WORK TO BE COMPLETED:
Exclude the pictures and retype the entries as written.

DATA SECTION:
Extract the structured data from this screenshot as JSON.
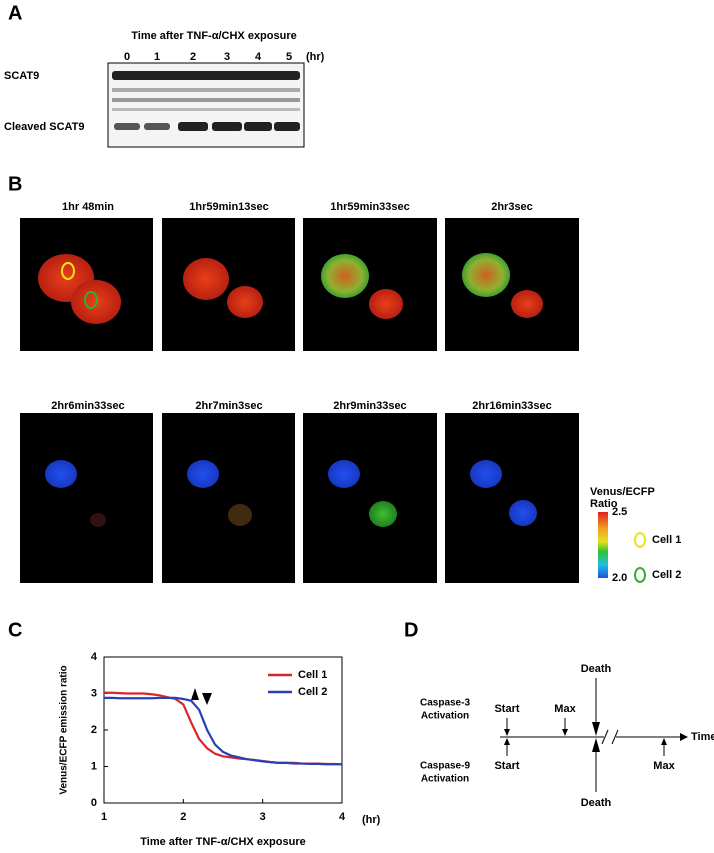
{
  "panel_a": {
    "label": "A",
    "title": "Time after TNF-α/CHX exposure",
    "lanes": [
      "0",
      "1",
      "2",
      "3",
      "4",
      "5"
    ],
    "unit": "(hr)",
    "bands": [
      "SCAT9",
      "Cleaved SCAT9"
    ]
  },
  "panel_b": {
    "label": "B",
    "frames": [
      "1hr 48min",
      "1hr59min13sec",
      "1hr59min33sec",
      "2hr3sec",
      "2hr6min33sec",
      "2hr7min3sec",
      "2hr9min33sec",
      "2hr16min33sec"
    ],
    "colorbar": {
      "title": [
        "Venus/ECFP",
        "Ratio"
      ],
      "max": 2.5,
      "min": {
        "value": 2,
        "label": "2.0"
      }
    },
    "legend": [
      "Cell 1",
      "Cell 2"
    ]
  },
  "chart_data": {
    "type": "line",
    "label": "C",
    "x_label": "Time after TNF-α/CHX exposure",
    "x_unit": "(hr)",
    "y_label": "Venus/ECFP emission ratio",
    "xlim": [
      1,
      4
    ],
    "ylim": [
      0,
      4
    ],
    "xticks": [
      1,
      2,
      3,
      4
    ],
    "yticks": [
      0,
      1,
      2,
      3,
      4
    ],
    "legend": "upper right",
    "x": [
      1.0,
      1.1,
      1.2,
      1.3,
      1.4,
      1.5,
      1.6,
      1.7,
      1.8,
      1.9,
      2.0,
      2.1,
      2.2,
      2.3,
      2.4,
      2.5,
      2.6,
      2.7,
      2.8,
      2.9,
      3.0,
      3.1,
      3.2,
      3.3,
      3.4,
      3.5,
      3.6,
      3.7,
      3.8,
      3.9,
      4.0
    ],
    "series": [
      {
        "name": "Cell 1",
        "color": "#d9262a",
        "values": [
          3.02,
          3.02,
          3.01,
          3.0,
          3.0,
          3.0,
          2.98,
          2.95,
          2.9,
          2.85,
          2.7,
          2.2,
          1.75,
          1.5,
          1.35,
          1.28,
          1.25,
          1.22,
          1.2,
          1.18,
          1.15,
          1.12,
          1.1,
          1.1,
          1.1,
          1.08,
          1.08,
          1.08,
          1.07,
          1.07,
          1.06
        ]
      },
      {
        "name": "Cell 2",
        "color": "#2b3fb5",
        "values": [
          2.88,
          2.88,
          2.87,
          2.87,
          2.87,
          2.87,
          2.87,
          2.88,
          2.88,
          2.88,
          2.85,
          2.8,
          2.55,
          2.0,
          1.6,
          1.4,
          1.3,
          1.25,
          1.2,
          1.17,
          1.14,
          1.12,
          1.1,
          1.1,
          1.08,
          1.08,
          1.07,
          1.07,
          1.06,
          1.06,
          1.06
        ]
      }
    ]
  },
  "panel_d": {
    "label": "D",
    "rows": [
      [
        "Caspase-3",
        "Activation"
      ],
      [
        "Caspase-9",
        "Activation"
      ]
    ],
    "top_events": [
      "Start",
      "Max",
      "Death"
    ],
    "bottom_events": [
      "Start",
      "Death",
      "Max"
    ],
    "axis": "Time"
  }
}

RESULT OF THIS EXERCISE:
Extract the structured data from this screenshot as JSON.
{
  "panel_a": {
    "label": "A",
    "title": "Time after TNF-α/CHX exposure",
    "lanes": [
      "0",
      "1",
      "2",
      "3",
      "4",
      "5"
    ],
    "unit": "(hr)",
    "bands": [
      "SCAT9",
      "Cleaved SCAT9"
    ]
  },
  "panel_b": {
    "label": "B",
    "frames": [
      "1hr 48min",
      "1hr59min13sec",
      "1hr59min33sec",
      "2hr3sec",
      "2hr6min33sec",
      "2hr7min3sec",
      "2hr9min33sec",
      "2hr16min33sec"
    ],
    "colorbar": {
      "title": [
        "Venus/ECFP",
        "Ratio"
      ],
      "max": 2.5,
      "min": {
        "value": 2,
        "label": "2.0"
      }
    },
    "legend": [
      "Cell 1",
      "Cell 2"
    ]
  },
  "chart_data": {
    "type": "line",
    "label": "C",
    "x_label": "Time after TNF-α/CHX exposure",
    "x_unit": "(hr)",
    "y_label": "Venus/ECFP emission ratio",
    "xlim": [
      1,
      4
    ],
    "ylim": [
      0,
      4
    ],
    "xticks": [
      1,
      2,
      3,
      4
    ],
    "yticks": [
      0,
      1,
      2,
      3,
      4
    ],
    "legend": "upper right",
    "x": [
      1.0,
      1.1,
      1.2,
      1.3,
      1.4,
      1.5,
      1.6,
      1.7,
      1.8,
      1.9,
      2.0,
      2.1,
      2.2,
      2.3,
      2.4,
      2.5,
      2.6,
      2.7,
      2.8,
      2.9,
      3.0,
      3.1,
      3.2,
      3.3,
      3.4,
      3.5,
      3.6,
      3.7,
      3.8,
      3.9,
      4.0
    ],
    "series": [
      {
        "name": "Cell 1",
        "color": "#d9262a",
        "values": [
          3.02,
          3.02,
          3.01,
          3.0,
          3.0,
          3.0,
          2.98,
          2.95,
          2.9,
          2.85,
          2.7,
          2.2,
          1.75,
          1.5,
          1.35,
          1.28,
          1.25,
          1.22,
          1.2,
          1.18,
          1.15,
          1.12,
          1.1,
          1.1,
          1.1,
          1.08,
          1.08,
          1.08,
          1.07,
          1.07,
          1.06
        ]
      },
      {
        "name": "Cell 2",
        "color": "#2b3fb5",
        "values": [
          2.88,
          2.88,
          2.87,
          2.87,
          2.87,
          2.87,
          2.87,
          2.88,
          2.88,
          2.88,
          2.85,
          2.8,
          2.55,
          2.0,
          1.6,
          1.4,
          1.3,
          1.25,
          1.2,
          1.17,
          1.14,
          1.12,
          1.1,
          1.1,
          1.08,
          1.08,
          1.07,
          1.07,
          1.06,
          1.06,
          1.06
        ]
      }
    ]
  },
  "panel_d": {
    "label": "D",
    "rows": [
      [
        "Caspase-3",
        "Activation"
      ],
      [
        "Caspase-9",
        "Activation"
      ]
    ],
    "top_events": [
      "Start",
      "Max",
      "Death"
    ],
    "bottom_events": [
      "Start",
      "Death",
      "Max"
    ],
    "axis": "Time"
  }
}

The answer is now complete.